## Begin RECORDS FOR THE TASK
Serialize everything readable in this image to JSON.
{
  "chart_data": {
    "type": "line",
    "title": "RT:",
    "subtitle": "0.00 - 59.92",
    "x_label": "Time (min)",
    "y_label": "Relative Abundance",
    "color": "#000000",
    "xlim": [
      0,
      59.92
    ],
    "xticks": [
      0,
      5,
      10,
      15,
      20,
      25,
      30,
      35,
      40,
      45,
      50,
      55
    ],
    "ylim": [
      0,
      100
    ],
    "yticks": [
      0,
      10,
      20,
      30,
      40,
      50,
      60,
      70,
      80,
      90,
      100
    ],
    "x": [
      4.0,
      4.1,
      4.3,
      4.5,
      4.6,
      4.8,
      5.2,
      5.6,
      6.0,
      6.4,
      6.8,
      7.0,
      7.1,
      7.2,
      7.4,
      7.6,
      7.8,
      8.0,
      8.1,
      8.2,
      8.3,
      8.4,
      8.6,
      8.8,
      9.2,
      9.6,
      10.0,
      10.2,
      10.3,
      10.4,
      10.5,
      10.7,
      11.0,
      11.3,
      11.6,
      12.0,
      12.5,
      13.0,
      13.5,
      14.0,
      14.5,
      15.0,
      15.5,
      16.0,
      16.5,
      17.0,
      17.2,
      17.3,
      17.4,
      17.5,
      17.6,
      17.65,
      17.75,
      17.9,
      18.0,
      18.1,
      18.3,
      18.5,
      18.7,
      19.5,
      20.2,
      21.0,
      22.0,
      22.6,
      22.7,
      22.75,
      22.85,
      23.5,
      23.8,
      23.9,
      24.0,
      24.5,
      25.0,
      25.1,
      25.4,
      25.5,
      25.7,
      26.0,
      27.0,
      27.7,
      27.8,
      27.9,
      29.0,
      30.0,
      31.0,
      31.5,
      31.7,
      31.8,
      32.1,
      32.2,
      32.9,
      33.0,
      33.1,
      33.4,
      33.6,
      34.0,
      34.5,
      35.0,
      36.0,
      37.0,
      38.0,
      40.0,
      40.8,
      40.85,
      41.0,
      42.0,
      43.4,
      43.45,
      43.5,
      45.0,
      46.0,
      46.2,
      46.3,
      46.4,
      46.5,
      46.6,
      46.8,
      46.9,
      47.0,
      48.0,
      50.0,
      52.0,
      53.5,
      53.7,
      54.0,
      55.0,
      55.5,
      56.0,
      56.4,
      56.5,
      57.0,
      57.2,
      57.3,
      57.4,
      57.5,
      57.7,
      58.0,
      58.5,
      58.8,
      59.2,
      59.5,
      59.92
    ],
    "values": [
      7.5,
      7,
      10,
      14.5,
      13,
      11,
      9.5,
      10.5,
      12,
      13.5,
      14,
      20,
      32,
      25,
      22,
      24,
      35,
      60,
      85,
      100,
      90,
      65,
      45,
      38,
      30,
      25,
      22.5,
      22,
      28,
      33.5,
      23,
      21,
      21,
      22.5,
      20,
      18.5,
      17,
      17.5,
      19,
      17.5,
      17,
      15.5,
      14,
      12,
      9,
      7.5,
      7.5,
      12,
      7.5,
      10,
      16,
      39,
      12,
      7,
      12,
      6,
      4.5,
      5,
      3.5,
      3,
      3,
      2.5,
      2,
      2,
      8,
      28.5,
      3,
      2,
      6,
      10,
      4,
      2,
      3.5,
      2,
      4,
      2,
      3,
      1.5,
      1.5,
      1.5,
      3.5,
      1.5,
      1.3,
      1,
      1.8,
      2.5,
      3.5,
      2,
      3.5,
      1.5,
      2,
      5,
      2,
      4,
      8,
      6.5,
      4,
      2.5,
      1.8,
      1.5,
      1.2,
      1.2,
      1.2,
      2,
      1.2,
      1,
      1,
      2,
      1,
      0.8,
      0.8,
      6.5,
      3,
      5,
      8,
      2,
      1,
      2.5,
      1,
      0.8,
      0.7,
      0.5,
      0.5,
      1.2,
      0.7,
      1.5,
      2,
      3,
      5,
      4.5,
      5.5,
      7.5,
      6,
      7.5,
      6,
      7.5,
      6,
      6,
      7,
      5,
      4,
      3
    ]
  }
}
## End RECORDS FOR THE TASK
## TASK REQUIREMENTS
Using the data above, output each line exactly.

## SOLUTION
Serialize everything readable in this image to JSON.
{
  "chart_data": {
    "type": "line",
    "title": "RT:",
    "subtitle": "0.00 - 59.92",
    "x_label": "Time (min)",
    "y_label": "Relative Abundance",
    "color": "#000000",
    "xlim": [
      0,
      59.92
    ],
    "xticks": [
      0,
      5,
      10,
      15,
      20,
      25,
      30,
      35,
      40,
      45,
      50,
      55
    ],
    "ylim": [
      0,
      100
    ],
    "yticks": [
      0,
      10,
      20,
      30,
      40,
      50,
      60,
      70,
      80,
      90,
      100
    ],
    "x": [
      4.0,
      4.1,
      4.3,
      4.5,
      4.6,
      4.8,
      5.2,
      5.6,
      6.0,
      6.4,
      6.8,
      7.0,
      7.1,
      7.2,
      7.4,
      7.6,
      7.8,
      8.0,
      8.1,
      8.2,
      8.3,
      8.4,
      8.6,
      8.8,
      9.2,
      9.6,
      10.0,
      10.2,
      10.3,
      10.4,
      10.5,
      10.7,
      11.0,
      11.3,
      11.6,
      12.0,
      12.5,
      13.0,
      13.5,
      14.0,
      14.5,
      15.0,
      15.5,
      16.0,
      16.5,
      17.0,
      17.2,
      17.3,
      17.4,
      17.5,
      17.6,
      17.65,
      17.75,
      17.9,
      18.0,
      18.1,
      18.3,
      18.5,
      18.7,
      19.5,
      20.2,
      21.0,
      22.0,
      22.6,
      22.7,
      22.75,
      22.85,
      23.5,
      23.8,
      23.9,
      24.0,
      24.5,
      25.0,
      25.1,
      25.4,
      25.5,
      25.7,
      26.0,
      27.0,
      27.7,
      27.8,
      27.9,
      29.0,
      30.0,
      31.0,
      31.5,
      31.7,
      31.8,
      32.1,
      32.2,
      32.9,
      33.0,
      33.1,
      33.4,
      33.6,
      34.0,
      34.5,
      35.0,
      36.0,
      37.0,
      38.0,
      40.0,
      40.8,
      40.85,
      41.0,
      42.0,
      43.4,
      43.45,
      43.5,
      45.0,
      46.0,
      46.2,
      46.3,
      46.4,
      46.5,
      46.6,
      46.8,
      46.9,
      47.0,
      48.0,
      50.0,
      52.0,
      53.5,
      53.7,
      54.0,
      55.0,
      55.5,
      56.0,
      56.4,
      56.5,
      57.0,
      57.2,
      57.3,
      57.4,
      57.5,
      57.7,
      58.0,
      58.5,
      58.8,
      59.2,
      59.5,
      59.92
    ],
    "values": [
      7.5,
      7,
      10,
      14.5,
      13,
      11,
      9.5,
      10.5,
      12,
      13.5,
      14,
      20,
      32,
      25,
      22,
      24,
      35,
      60,
      85,
      100,
      90,
      65,
      45,
      38,
      30,
      25,
      22.5,
      22,
      28,
      33.5,
      23,
      21,
      21,
      22.5,
      20,
      18.5,
      17,
      17.5,
      19,
      17.5,
      17,
      15.5,
      14,
      12,
      9,
      7.5,
      7.5,
      12,
      7.5,
      10,
      16,
      39,
      12,
      7,
      12,
      6,
      4.5,
      5,
      3.5,
      3,
      3,
      2.5,
      2,
      2,
      8,
      28.5,
      3,
      2,
      6,
      10,
      4,
      2,
      3.5,
      2,
      4,
      2,
      3,
      1.5,
      1.5,
      1.5,
      3.5,
      1.5,
      1.3,
      1,
      1.8,
      2.5,
      3.5,
      2,
      3.5,
      1.5,
      2,
      5,
      2,
      4,
      8,
      6.5,
      4,
      2.5,
      1.8,
      1.5,
      1.2,
      1.2,
      1.2,
      2,
      1.2,
      1,
      1,
      2,
      1,
      0.8,
      0.8,
      6.5,
      3,
      5,
      8,
      2,
      1,
      2.5,
      1,
      0.8,
      0.7,
      0.5,
      0.5,
      1.2,
      0.7,
      1.5,
      2,
      3,
      5,
      4.5,
      5.5,
      7.5,
      6,
      7.5,
      6,
      7.5,
      6,
      6,
      7,
      5,
      4,
      3
    ]
  }
}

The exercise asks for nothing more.